> **Your instructions**:
Check each line below for the word "text", and copy those that have it.

(Dataset entries)
-----
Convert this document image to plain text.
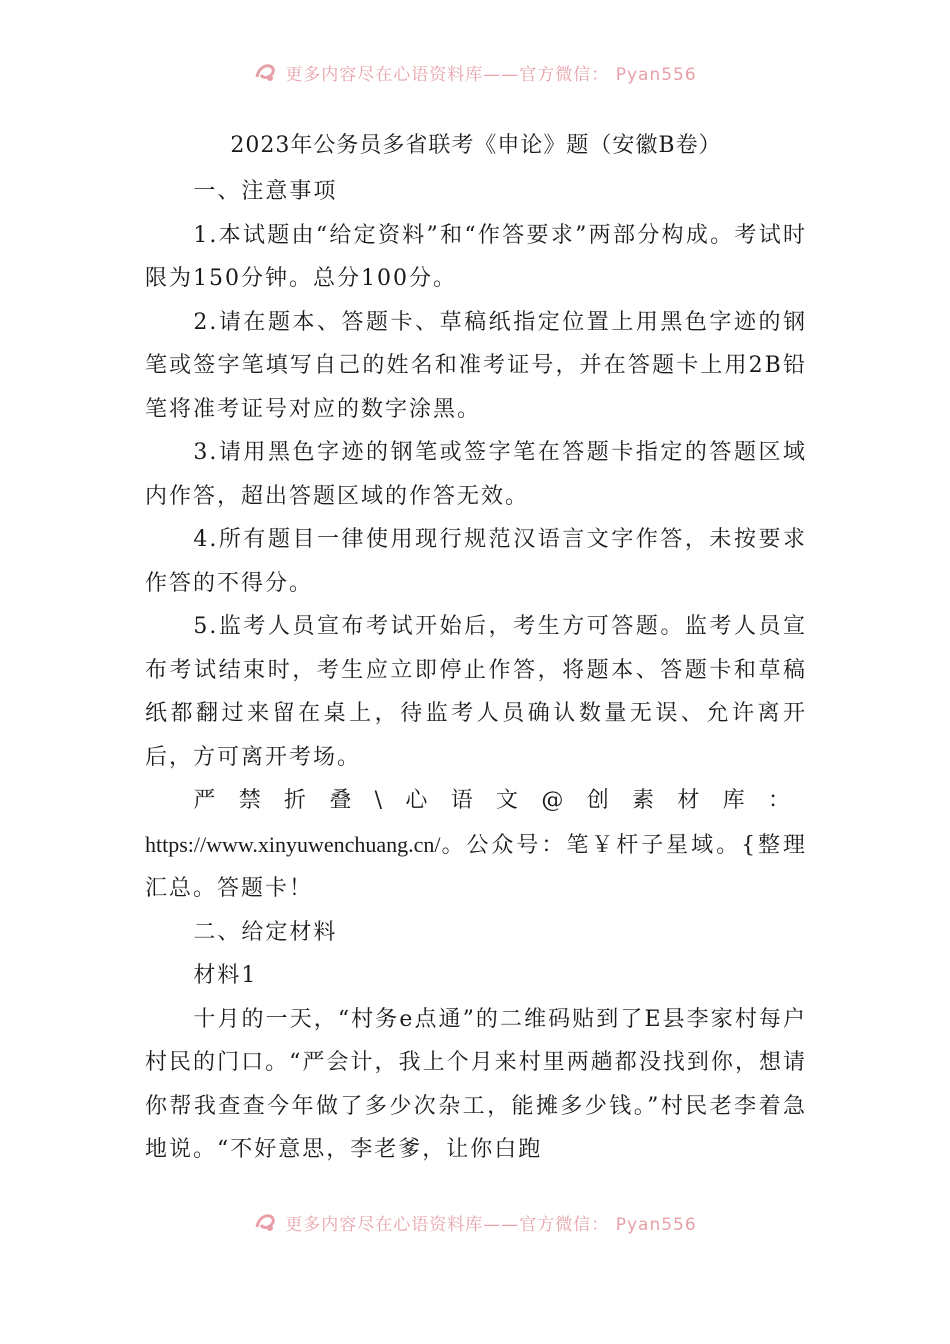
更多内容尽在心语资料库——官方微信： Pyan556
2023年公务员多省联考《申论》题（安徽B卷）

一、注意事项

1.本试题由“给定资料”和“作答要求”两部分构成。考试时限为150分钟。总分100分。

2.请在题本、答题卡、草稿纸指定位置上用黑色字迹的钢笔或签字笔填写自己的姓名和准考证号，并在答题卡上用2B铅笔将准考证号对应的数字涂黑。

3.请用黑色字迹的钢笔或签字笔在答题卡指定的答题区域内作答，超出答题区域的作答无效。

4.所有题目一律使用现行规范汉语言文字作答，未按要求作答的不得分。

5.监考人员宣布考试开始后，考生方可答题。监考人员宣布考试结束时，考生应立即停止作答，将题本、答题卡和草稿纸都翻过来留在桌上，待监考人员确认数量无误、允许离开后，方可离开考场。

严禁折叠\心语文@创素材库：https://www.xinyuwenchuang.cn/。公众号：笔￥杆子星域。{整理汇总。答题卡！

二、给定材料

材料1

十月的一天，“村务e点通”的二维码贴到了E县李家村每户村民的门口。“严会计，我上个月来村里两趟都没找到你，想请你帮我查查今年做了多少次杂工，能摊多少钱。”村民老李着急地说。“不好意思，李老爹，让你白跑

更多内容尽在心语资料库——官方微信： Pyan556
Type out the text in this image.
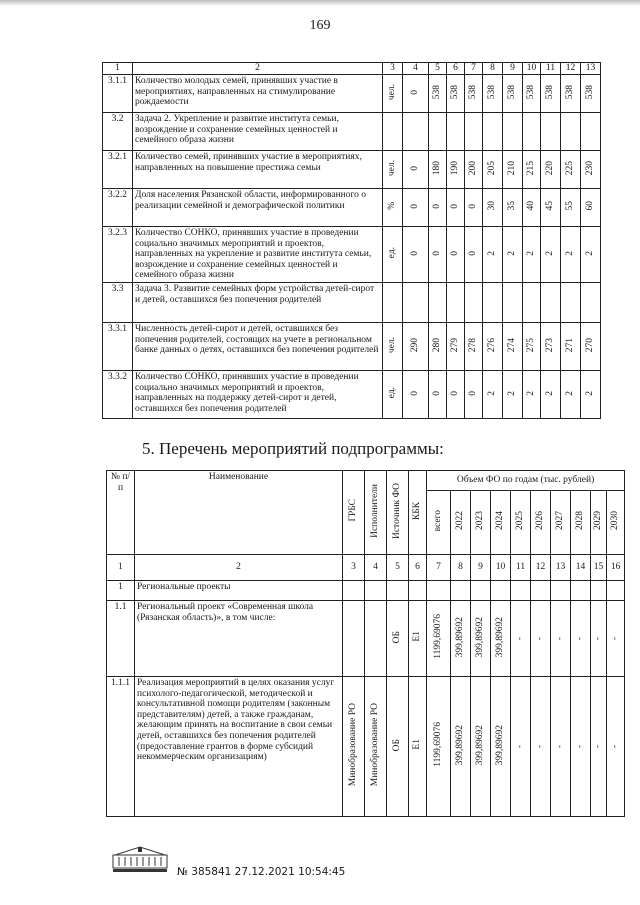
169
1	2	3	4	5	6	7	8	9	10	11	12	13
3.1.1	Количество молодых семей, принявших участие в мероприятиях, направленных на стимулирование рождаемости	чел.	0	538	538	538	538	538	538	538	538	538
3.2	Задача 2. Укрепление и развитие института семьи, возрождение и сохранение семейных ценностей и семейного образа жизни											
3.2.1	Количество семей, принявших участие в мероприятиях, направленных на повышение престижа семьи	чел.	0	180	190	200	205	210	215	220	225	230
3.2.2	Доля населения Рязанской области, информированного о реализации семейной и демографической политики	%	0	0	0	0	30	35	40	45	55	60
3.2.3	Количество СОНКО, принявших участие в проведении социально значимых мероприятий и проектов, направленных на укрепление и развитие института семьи, возрождение и сохранение семейных ценностей и семейного образа жизни	ед.	0	0	0	0	2	2	2	2	2	2
3.3	Задача 3. Развитие семейных форм устройства детей-сирот и детей, оставшихся без попечения родителей											
3.3.1	Численность детей-сирот и детей, оставшихся без попечения родителей, состоящих на учете в региональном банке данных о детях, оставшихся без попечения родителей	чел.	290	280	279	278	276	274	275	273	271	270
3.3.2	Количество СОНКО, принявших участие в проведении социально значимых мероприятий и проектов, направленных на поддержку детей-сирот и детей, оставшихся без попечения родителей	ед.	0	0	0	0	2	2	2	2	2	2
5. Перечень мероприятий подпрограммы:
№ п/п	Наименование	ГРБС	Исполнители	Источник ФО	КБК	Объем ФО по годам (тыс. рублей)									
						всего	2022	2023	2024	2025	2026	2027	2028	2029	2030
1	2	3	4	5	6	7	8	9	10	11	12	13	14	15	16
1	Региональные проекты														
1.1	Региональный проект «Современная школа (Рязанская область)», в том числе:			ОБ	Е1	1199,69076	399,89692	399,89692	399,89692	-	-	-	-	-	-
1.1.1	Реализация мероприятий в целях оказания услуг психолого-педагогической, методической и консультативной помощи родителям (законным представителям) детей, а также гражданам, желающим принять на воспитание в свои семьи детей, оставшихся без попечения родителей (предоставление грантов в форме субсидий некоммерческим организациям)	Минобразование РО	Минобразование РО	ОБ	Е1	1199,69076	399,89692	399,89692	399,89692	-	-	-	-	-	-
№ 385841 27.12.2021 10:54:45
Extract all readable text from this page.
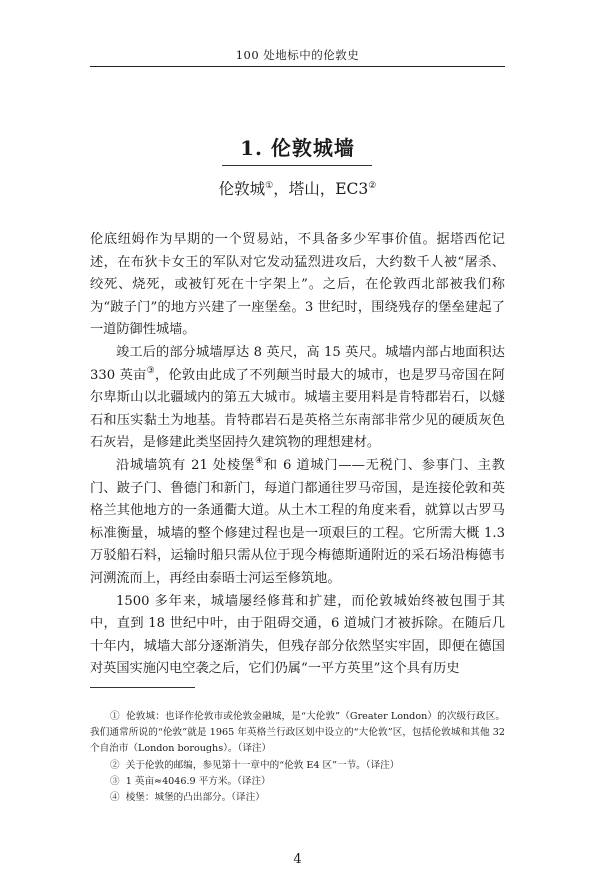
100 处地标中的伦敦史
1. 伦敦城墙
伦敦城①，塔山，EC3②

伦底纽姆作为早期的一个贸易站，不具备多少军事价值。据塔西佗记述，在布狄卡女王的军队对它发动猛烈进攻后，大约数千人被“屠杀、绞死、烧死，或被钉死在十字架上”。之后，在伦敦西北部被我们称为“跛子门”的地方兴建了一座堡垒。3 世纪时，围绕残存的堡垒建起了一道防御性城墙。

竣工后的部分城墙厚达 8 英尺，高 15 英尺。城墙内部占地面积达 330 英亩③，伦敦由此成了不列颠当时最大的城市，也是罗马帝国在阿尔卑斯山以北疆域内的第五大城市。城墙主要用料是肯特郡岩石，以燧石和压实黏土为地基。肯特郡岩石是英格兰东南部非常少见的硬质灰色石灰岩，是修建此类坚固持久建筑物的理想建材。

沿城墙筑有 21 处棱堡④和 6 道城门——无税门、参事门、主教门、跛子门、鲁德门和新门，每道门都通往罗马帝国，是连接伦敦和英格兰其他地方的一条通衢大道。从土木工程的角度来看，就算以古罗马标准衡量，城墙的整个修建过程也是一项艰巨的工程。它所需大概 1.3 万驳船石料，运输时船只需从位于现今梅德斯通附近的采石场沿梅德韦河溯流而上，再经由泰晤士河运至修筑地。

1500 多年来，城墙屡经修葺和扩建，而伦敦城始终被包围于其中，直到 18 世纪中叶，由于阻碍交通，6 道城门才被拆除。在随后几十年内，城墙大部分逐渐消失，但残存部分依然坚实牢固，即便在德国对英国实施闪电空袭之后，它们仍属“一平方英里”这个具有历史

① 伦敦城：也译作伦敦市或伦敦金融城，是“大伦敦”（Greater London）的次级行政区。我们通常所说的“伦敦”就是 1965 年英格兰行政区划中设立的“大伦敦”区，包括伦敦城和其他 32 个自治市（London boroughs）。（译注）

② 关于伦敦的邮编，参见第十一章中的“伦敦 E4 区”一节。（译注）

③ 1 英亩≈4046.9 平方米。（译注）

④ 棱堡：城堡的凸出部分。（译注）

4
-----
> **The output**:
Convert this document image to plain text.
Type out the text in this image.
Extract all readable text from this page.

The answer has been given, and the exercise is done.